_Set problem_
Look at the entries below and reproduce them exactly.

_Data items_
■ ■ ■ ■
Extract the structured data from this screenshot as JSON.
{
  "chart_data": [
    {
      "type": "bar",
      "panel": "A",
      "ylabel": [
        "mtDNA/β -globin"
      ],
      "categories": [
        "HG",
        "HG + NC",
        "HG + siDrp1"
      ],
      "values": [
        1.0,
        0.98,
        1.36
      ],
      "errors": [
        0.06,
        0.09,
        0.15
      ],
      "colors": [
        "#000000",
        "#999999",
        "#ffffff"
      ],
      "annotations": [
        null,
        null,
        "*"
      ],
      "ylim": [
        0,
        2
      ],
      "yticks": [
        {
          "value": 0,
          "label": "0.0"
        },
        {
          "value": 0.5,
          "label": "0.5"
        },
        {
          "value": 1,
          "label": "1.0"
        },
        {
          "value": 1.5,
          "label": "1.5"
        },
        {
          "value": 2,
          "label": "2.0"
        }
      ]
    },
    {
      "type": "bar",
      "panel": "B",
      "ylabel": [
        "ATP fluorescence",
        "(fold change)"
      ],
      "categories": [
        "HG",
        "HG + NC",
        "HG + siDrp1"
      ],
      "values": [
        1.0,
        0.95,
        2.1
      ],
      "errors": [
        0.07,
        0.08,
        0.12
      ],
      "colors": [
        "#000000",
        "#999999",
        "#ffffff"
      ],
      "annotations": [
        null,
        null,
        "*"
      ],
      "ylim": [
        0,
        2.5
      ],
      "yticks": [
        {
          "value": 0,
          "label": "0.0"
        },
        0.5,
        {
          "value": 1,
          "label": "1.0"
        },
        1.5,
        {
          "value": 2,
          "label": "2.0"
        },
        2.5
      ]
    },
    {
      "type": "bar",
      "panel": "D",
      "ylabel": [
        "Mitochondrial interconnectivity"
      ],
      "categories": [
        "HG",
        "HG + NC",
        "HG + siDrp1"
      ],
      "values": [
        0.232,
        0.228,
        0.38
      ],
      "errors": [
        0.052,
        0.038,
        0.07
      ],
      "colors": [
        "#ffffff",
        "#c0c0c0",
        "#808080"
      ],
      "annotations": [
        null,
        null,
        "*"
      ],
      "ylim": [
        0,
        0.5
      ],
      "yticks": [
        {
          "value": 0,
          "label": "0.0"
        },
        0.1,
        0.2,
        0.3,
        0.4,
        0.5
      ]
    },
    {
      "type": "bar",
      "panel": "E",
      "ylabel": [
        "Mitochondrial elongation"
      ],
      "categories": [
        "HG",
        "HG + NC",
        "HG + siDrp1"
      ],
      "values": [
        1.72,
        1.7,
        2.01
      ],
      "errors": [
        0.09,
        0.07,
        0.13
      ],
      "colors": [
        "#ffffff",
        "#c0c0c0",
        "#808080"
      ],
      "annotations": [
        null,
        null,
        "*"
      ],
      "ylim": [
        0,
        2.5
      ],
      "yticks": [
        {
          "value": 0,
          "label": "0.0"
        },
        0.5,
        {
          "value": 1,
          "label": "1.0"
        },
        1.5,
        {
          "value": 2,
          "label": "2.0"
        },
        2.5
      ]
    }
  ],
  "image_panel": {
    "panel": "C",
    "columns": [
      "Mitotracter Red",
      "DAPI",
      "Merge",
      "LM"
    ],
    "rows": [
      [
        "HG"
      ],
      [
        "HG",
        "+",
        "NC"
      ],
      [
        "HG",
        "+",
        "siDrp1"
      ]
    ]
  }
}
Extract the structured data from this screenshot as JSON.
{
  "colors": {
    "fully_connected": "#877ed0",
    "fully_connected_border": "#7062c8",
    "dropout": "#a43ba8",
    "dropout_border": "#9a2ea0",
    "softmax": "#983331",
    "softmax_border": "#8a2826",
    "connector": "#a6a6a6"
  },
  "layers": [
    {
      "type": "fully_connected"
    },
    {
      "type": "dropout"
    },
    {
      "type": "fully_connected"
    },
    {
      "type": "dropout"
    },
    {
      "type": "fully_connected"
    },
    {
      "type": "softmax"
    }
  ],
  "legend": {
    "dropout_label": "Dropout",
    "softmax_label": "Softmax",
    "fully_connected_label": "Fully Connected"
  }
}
■ ■ ■ ■
_Reply_
Extract the structured data from this screenshot as JSON.
{
  "chart_data": [
    {
      "type": "bar",
      "panel": "A",
      "ylabel": [
        "mtDNA/β -globin"
      ],
      "categories": [
        "HG",
        "HG + NC",
        "HG + siDrp1"
      ],
      "values": [
        1.0,
        0.98,
        1.36
      ],
      "errors": [
        0.06,
        0.09,
        0.15
      ],
      "colors": [
        "#000000",
        "#999999",
        "#ffffff"
      ],
      "annotations": [
        null,
        null,
        "*"
      ],
      "ylim": [
        0,
        2
      ],
      "yticks": [
        {
          "value": 0,
          "label": "0.0"
        },
        {
          "value": 0.5,
          "label": "0.5"
        },
        {
          "value": 1,
          "label": "1.0"
        },
        {
          "value": 1.5,
          "label": "1.5"
        },
        {
          "value": 2,
          "label": "2.0"
        }
      ]
    },
    {
      "type": "bar",
      "panel": "B",
      "ylabel": [
        "ATP fluorescence",
        "(fold change)"
      ],
      "categories": [
        "HG",
        "HG + NC",
        "HG + siDrp1"
      ],
      "values": [
        1.0,
        0.95,
        2.1
      ],
      "errors": [
        0.07,
        0.08,
        0.12
      ],
      "colors": [
        "#000000",
        "#999999",
        "#ffffff"
      ],
      "annotations": [
        null,
        null,
        "*"
      ],
      "ylim": [
        0,
        2.5
      ],
      "yticks": [
        {
          "value": 0,
          "label": "0.0"
        },
        0.5,
        {
          "value": 1,
          "label": "1.0"
        },
        1.5,
        {
          "value": 2,
          "label": "2.0"
        },
        2.5
      ]
    },
    {
      "type": "bar",
      "panel": "D",
      "ylabel": [
        "Mitochondrial interconnectivity"
      ],
      "categories": [
        "HG",
        "HG + NC",
        "HG + siDrp1"
      ],
      "values": [
        0.232,
        0.228,
        0.38
      ],
      "errors": [
        0.052,
        0.038,
        0.07
      ],
      "colors": [
        "#ffffff",
        "#c0c0c0",
        "#808080"
      ],
      "annotations": [
        null,
        null,
        "*"
      ],
      "ylim": [
        0,
        0.5
      ],
      "yticks": [
        {
          "value": 0,
          "label": "0.0"
        },
        0.1,
        0.2,
        0.3,
        0.4,
        0.5
      ]
    },
    {
      "type": "bar",
      "panel": "E",
      "ylabel": [
        "Mitochondrial elongation"
      ],
      "categories": [
        "HG",
        "HG + NC",
        "HG + siDrp1"
      ],
      "values": [
        1.72,
        1.7,
        2.01
      ],
      "errors": [
        0.09,
        0.07,
        0.13
      ],
      "colors": [
        "#ffffff",
        "#c0c0c0",
        "#808080"
      ],
      "annotations": [
        null,
        null,
        "*"
      ],
      "ylim": [
        0,
        2.5
      ],
      "yticks": [
        {
          "value": 0,
          "label": "0.0"
        },
        0.5,
        {
          "value": 1,
          "label": "1.0"
        },
        1.5,
        {
          "value": 2,
          "label": "2.0"
        },
        2.5
      ]
    }
  ],
  "image_panel": {
    "panel": "C",
    "columns": [
      "Mitotracter Red",
      "DAPI",
      "Merge",
      "LM"
    ],
    "rows": [
      [
        "HG"
      ],
      [
        "HG",
        "+",
        "NC"
      ],
      [
        "HG",
        "+",
        "siDrp1"
      ]
    ]
  }
}
Extract the structured data from this screenshot as JSON.
{
  "colors": {
    "fully_connected": "#877ed0",
    "fully_connected_border": "#7062c8",
    "dropout": "#a43ba8",
    "dropout_border": "#9a2ea0",
    "softmax": "#983331",
    "softmax_border": "#8a2826",
    "connector": "#a6a6a6"
  },
  "layers": [
    {
      "type": "fully_connected"
    },
    {
      "type": "dropout"
    },
    {
      "type": "fully_connected"
    },
    {
      "type": "dropout"
    },
    {
      "type": "fully_connected"
    },
    {
      "type": "softmax"
    }
  ],
  "legend": {
    "dropout_label": "Dropout",
    "softmax_label": "Softmax",
    "fully_connected_label": "Fully Connected"
  }
}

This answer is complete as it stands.